◆ Text to read
▼

I’m sitting in one of the Adirondack chairs on Fieldhouse Mall, watching seas of accepted students wearing Notre Dame drawstring backpacks on their tours. They’re walking past landmarks like LaFun and Stonehenge, places that are now just pitstops on a tour, but might very well become their stomping grounds in only a short time.
I love watching them gaze around the quad, wide eyes fixed on current students like me … girls still in their pajamas at 2 p.m., writing Observer articles just for them.
As a Gateway student last year on a guaranteed transfer track from Holy Cross College to Notre Dame, my entire life revolved around getting in. I remember walking past the golden dome, tears stinging my eyes, just praying I’d make it here. I dreamt in Notre Dame acceptance confetti and Grotto candles … I ran to the “Rudy” soundtrack and studied till I couldn’t feel my fingers.
I’ll never forget the day I got in (officially). I signed into my ND admissions portal from the front yard of my parents’ Virginia home, and I took a deep breath as I opened the decision: Accepted.
So I sobbed for a while and texted Michael Hines to let him know. He responded in all caps, “WELCOME HOME!” which sent chills down my spine and made my cry harder — because until that point, Notre Dame hadn’t been a home for me. It’d been a dream, something to aspire to. And that day, for the first time, I knew it finally always belonged to me.
Just a few months later, my feelings were very different. Having achieved my goal, I was in a constant state of “now what?” And somewhere in that pool of “now what?” (coupled with some mononucleosis-fueled angst), I found my excitement replaced with dissatisfaction and even anger.
I was angry that everyone was signing leases for senior year when I still had no idea who I wanted to live with. I was angry that after we lost (badly) to Marshall University, students were quick to attack Marshall’s acceptance rate and average ACT score but slow to accept defeat. I was angry that too often people would question why I was an English major, under the assumption that I wouldn’t have job security post-grad. I was angry that Notre Dame was closer to real life than I’d imagined. In other words, Notre Dame didn’t exist in that dream space it used to, that dream place full of beer and endless kindness and bagpipes (soooo many bagpipes).

▲

◆ Your tasks
1. Retype the Notre Dame essay, everything from "As a Gateway" down to "the decision: Accepted.".
2. Please turn the paragraph of the Notre Dame essay that begins "I was angry that everyone was signing leases" into a short list that keeps its main facts.
3. Proceed with the Notre Dame essay from the point where it stops.
The records come from a different source than the Notre Dame essay.

◆ Rows
▼

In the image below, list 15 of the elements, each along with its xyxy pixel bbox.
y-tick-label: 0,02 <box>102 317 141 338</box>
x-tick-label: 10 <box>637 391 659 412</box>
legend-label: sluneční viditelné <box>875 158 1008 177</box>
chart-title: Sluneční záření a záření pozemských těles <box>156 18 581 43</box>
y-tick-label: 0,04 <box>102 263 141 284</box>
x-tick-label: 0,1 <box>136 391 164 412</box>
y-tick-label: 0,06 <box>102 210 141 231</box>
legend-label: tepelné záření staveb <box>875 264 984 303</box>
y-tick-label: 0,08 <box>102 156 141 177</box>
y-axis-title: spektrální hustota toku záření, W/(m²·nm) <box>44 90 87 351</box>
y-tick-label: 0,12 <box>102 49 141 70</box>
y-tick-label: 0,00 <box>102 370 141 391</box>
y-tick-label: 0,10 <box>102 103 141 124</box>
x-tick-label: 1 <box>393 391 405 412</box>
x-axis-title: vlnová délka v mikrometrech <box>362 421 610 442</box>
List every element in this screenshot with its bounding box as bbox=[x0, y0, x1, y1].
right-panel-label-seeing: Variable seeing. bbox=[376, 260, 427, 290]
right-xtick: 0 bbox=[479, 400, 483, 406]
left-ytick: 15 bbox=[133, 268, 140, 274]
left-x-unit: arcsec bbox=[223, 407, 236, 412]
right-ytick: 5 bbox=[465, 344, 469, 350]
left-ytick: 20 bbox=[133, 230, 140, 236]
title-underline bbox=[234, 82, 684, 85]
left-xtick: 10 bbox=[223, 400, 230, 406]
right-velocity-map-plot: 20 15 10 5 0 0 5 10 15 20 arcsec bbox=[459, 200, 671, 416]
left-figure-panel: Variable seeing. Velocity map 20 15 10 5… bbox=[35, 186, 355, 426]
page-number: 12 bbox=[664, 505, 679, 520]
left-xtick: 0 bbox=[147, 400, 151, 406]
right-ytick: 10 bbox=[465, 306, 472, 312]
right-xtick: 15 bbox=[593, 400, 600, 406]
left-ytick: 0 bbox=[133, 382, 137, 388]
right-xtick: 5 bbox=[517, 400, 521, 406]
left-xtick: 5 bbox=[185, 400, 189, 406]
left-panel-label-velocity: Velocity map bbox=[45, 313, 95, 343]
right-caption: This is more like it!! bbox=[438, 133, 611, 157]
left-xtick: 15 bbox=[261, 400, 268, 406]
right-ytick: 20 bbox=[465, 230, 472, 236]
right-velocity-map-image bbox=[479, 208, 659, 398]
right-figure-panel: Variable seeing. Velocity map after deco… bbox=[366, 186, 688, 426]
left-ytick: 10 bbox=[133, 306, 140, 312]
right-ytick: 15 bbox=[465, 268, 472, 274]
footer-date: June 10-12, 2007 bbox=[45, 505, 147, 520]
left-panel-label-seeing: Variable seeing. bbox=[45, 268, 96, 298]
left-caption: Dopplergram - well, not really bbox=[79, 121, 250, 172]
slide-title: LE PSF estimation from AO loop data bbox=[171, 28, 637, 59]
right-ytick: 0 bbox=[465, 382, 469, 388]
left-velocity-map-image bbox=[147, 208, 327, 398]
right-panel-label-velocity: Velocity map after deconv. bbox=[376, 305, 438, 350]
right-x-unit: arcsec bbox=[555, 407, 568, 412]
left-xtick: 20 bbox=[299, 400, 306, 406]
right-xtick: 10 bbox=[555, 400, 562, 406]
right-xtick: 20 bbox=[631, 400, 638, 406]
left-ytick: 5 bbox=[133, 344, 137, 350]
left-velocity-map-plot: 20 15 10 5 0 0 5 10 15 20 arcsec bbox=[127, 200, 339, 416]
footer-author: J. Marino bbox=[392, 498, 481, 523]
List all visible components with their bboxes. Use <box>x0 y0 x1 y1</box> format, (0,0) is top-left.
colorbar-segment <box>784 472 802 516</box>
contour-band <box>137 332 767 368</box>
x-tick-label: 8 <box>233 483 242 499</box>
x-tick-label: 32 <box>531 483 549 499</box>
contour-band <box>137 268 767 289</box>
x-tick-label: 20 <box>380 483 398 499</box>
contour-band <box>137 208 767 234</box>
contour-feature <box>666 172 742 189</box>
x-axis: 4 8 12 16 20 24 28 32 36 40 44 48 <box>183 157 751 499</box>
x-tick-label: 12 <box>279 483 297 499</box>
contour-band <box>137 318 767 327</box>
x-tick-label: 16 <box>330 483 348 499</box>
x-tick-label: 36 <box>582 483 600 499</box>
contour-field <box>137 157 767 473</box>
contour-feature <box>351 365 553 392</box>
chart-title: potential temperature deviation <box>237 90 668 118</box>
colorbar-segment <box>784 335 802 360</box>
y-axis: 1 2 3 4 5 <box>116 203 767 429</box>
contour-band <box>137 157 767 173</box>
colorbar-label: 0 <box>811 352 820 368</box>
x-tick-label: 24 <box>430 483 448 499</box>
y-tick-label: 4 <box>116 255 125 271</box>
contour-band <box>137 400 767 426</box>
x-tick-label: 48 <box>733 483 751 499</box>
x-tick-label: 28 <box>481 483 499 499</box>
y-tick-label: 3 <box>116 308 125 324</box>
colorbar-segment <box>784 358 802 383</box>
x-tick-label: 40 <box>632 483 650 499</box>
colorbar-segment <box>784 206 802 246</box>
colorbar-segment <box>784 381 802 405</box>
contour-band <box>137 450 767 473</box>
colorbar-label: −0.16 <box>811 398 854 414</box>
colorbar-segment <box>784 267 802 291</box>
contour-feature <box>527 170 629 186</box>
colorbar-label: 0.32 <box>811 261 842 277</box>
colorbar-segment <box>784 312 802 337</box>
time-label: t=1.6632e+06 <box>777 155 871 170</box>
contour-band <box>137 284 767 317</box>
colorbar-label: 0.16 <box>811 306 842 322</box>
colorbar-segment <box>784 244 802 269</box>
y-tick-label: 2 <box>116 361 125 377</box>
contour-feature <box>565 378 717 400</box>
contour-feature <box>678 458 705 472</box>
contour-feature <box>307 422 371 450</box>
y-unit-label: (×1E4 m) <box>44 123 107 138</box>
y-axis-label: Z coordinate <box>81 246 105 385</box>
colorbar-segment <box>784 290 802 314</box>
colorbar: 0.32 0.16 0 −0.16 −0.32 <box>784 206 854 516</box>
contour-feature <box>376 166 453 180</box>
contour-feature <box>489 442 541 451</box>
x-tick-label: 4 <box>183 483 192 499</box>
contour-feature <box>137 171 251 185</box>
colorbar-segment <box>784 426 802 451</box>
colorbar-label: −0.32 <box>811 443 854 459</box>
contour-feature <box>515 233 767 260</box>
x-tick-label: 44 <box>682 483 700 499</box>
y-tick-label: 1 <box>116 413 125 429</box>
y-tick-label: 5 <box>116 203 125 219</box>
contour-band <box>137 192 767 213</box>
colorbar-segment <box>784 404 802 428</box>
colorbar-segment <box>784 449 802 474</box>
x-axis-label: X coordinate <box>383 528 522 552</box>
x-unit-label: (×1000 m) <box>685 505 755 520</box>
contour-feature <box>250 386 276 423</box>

▲

◆ Outputs by task
1.
As a Gateway student last year on a guaranteed transfer track from Holy Cross College to Notre Dame, my entire life revolved around getting in. I remember walking past the golden dome, tears stinging my eyes, just praying I’d make it here. I dreamt in Notre Dame acceptance confetti and Grotto candles … I ran to the “Rudy” soundtrack and studied till I couldn’t feel my fingers.
I’ll never forget the day I got in (officially). I signed into my ND admissions portal from the front yard of my parents’ Virginia home, and I took a deep breath as I opened the decision: Accepted.

2.
- Everyone was signing leases for senior year while the writer still had no idea who to live with.
- After a bad loss to Marshall University, students attacked Marshall's acceptance rate and average ACT score but were slow to accept defeat.
- People often questioned the writer's English major, assuming it offered no job security after graduation.
- Notre Dame turned out closer to real life than imagined, no longer a dream place full of beer, endless kindness and bagpipes.

3.
So in October, I told my friend I wanted to transfer.
We talked about it briefly one night, and then never again.
And while I never wound up applying to transfer anywhere, I remember feeling so ashamed that I even had that passing thought. I knew I was supposed to love Notre Dame: I was supposed to love the school spirit and those beautiful, drunken tailgates and the community that transcends time and place, but I was disappointed in so much. I was disappointed in the student body, which sometimes felt pretentious and homogenous, the academics, which sometimes felt overhyped and the culture that sometimes told me I wasn’t good enough. I was certifiably: Falling out of Love with Notre Dame™.
But then something changed.
I started asking my friends some questions — why they came here and why they stay here — and I realized sometimes we get too comfortable asking people “why did you come to Notre Dame?” when really we should be asking “why do you stay at Notre Dame?”
Because this … is a choice. Every day we attend classes and go to events and eat and sleep and study on this campus, we are choosing to stay. We are saying “yes” to the Notre Dame experience and “no” to everything else. We are opting in.
So, you might ask me: Kate Casper, why do you stay?
And I’ll tell you, I stay because there is no place like Notre Dame, and I really really need Notre Dame.
I need study sessions that are followed with trips to the Grotto. I need old white men to hand me drinks before football games and talk to me about the “good old days in Dillon Hall.” I need advocates and alumni who tell me: English majors can do anything. I need friends like Clare and Viz and Aedan and my Gateway family and the BP girls who are always game for a 30-minute weekend debrief (preferably on a whiteboard). I need Tyrone to grin at me and say, “Good morning” when it’s 2 a.m. and I’m finally leaving LaFun. I need Johannes Gorranson to push me and make me a better poet. I need formals in Corbett Hall with a date named Quack who guesses my phone password using only “magic.”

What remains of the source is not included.